» Task to complete
Copy out, from the entries below, each line holding the string "demão".

# # #

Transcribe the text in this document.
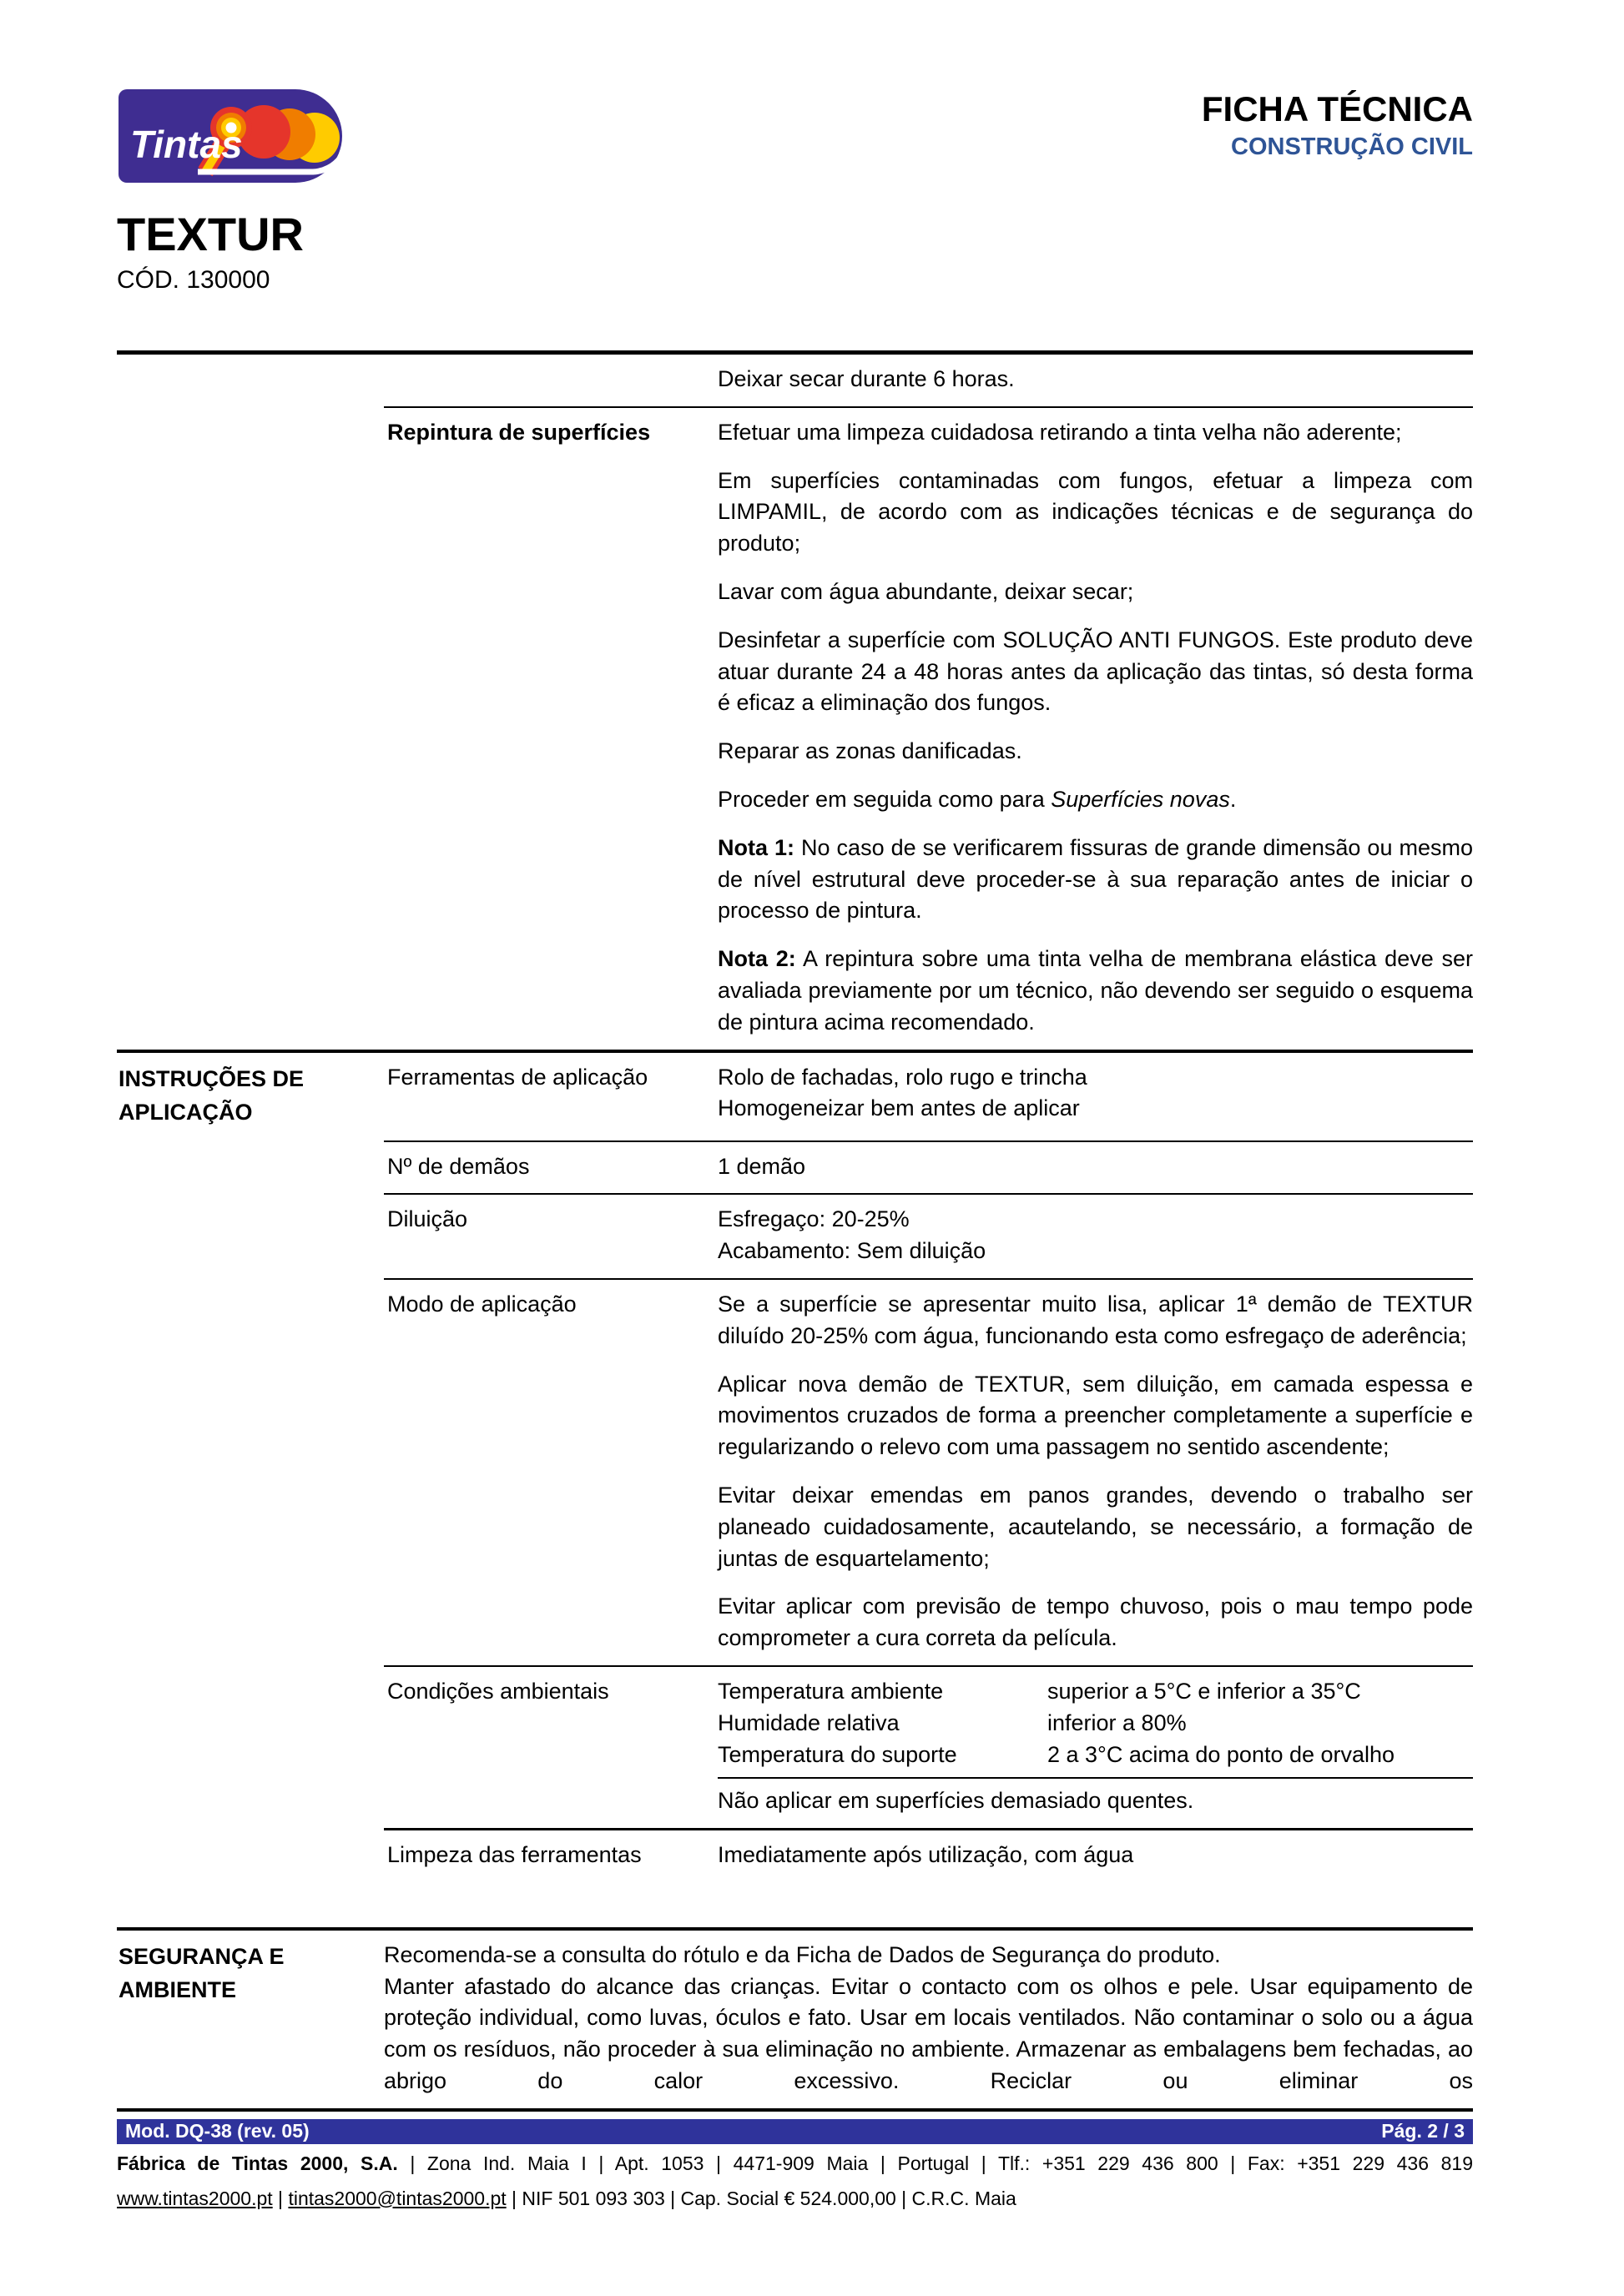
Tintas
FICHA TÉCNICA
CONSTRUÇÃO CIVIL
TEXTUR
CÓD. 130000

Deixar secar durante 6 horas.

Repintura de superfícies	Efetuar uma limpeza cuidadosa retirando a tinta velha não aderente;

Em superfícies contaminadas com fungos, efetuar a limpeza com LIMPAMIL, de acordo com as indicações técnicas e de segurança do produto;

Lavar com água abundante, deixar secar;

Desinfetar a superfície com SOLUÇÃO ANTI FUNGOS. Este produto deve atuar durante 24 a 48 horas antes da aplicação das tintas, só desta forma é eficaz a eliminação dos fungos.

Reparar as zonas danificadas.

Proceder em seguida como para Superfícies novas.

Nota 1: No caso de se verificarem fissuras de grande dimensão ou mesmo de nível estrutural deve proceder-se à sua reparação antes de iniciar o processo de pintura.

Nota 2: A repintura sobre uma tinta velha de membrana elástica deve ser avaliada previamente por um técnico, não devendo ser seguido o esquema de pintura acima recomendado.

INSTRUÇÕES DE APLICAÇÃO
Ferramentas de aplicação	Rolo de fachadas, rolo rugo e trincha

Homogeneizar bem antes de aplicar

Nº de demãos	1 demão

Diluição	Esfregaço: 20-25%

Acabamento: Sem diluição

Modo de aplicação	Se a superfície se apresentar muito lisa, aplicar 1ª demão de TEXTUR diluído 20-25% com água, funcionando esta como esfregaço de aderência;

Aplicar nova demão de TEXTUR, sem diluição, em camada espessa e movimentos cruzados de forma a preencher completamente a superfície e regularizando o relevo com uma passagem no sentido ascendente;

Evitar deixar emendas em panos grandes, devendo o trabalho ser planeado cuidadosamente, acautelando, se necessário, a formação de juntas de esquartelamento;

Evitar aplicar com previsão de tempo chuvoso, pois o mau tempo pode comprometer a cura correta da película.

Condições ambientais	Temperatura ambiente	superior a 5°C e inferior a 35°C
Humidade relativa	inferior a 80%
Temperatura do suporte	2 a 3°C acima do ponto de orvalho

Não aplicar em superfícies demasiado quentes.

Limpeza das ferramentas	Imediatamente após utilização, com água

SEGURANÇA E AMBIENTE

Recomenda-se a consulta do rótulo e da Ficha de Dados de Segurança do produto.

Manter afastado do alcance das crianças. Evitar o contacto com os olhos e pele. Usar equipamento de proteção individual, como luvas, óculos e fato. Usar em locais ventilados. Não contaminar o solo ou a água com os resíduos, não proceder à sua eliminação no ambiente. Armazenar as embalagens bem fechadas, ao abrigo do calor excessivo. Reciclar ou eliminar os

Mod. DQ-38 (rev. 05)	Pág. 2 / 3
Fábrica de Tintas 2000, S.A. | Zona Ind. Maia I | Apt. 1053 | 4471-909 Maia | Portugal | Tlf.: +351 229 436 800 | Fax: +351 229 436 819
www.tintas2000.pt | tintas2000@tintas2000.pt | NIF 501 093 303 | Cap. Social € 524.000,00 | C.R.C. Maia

# # #

» Exercise response
Nº de demãos	1 demão
Modo de aplicação	Se a superfície se apresentar muito lisa, aplicar 1ª demão de TEXTUR diluído 20-25% com água, funcionando esta como esfregaço de aderência;
Aplicar nova demão de TEXTUR, sem diluição, em camada espessa e movimentos cruzados de forma a preencher completamente a superfície e regularizando o relevo com uma passagem no sentido ascendente;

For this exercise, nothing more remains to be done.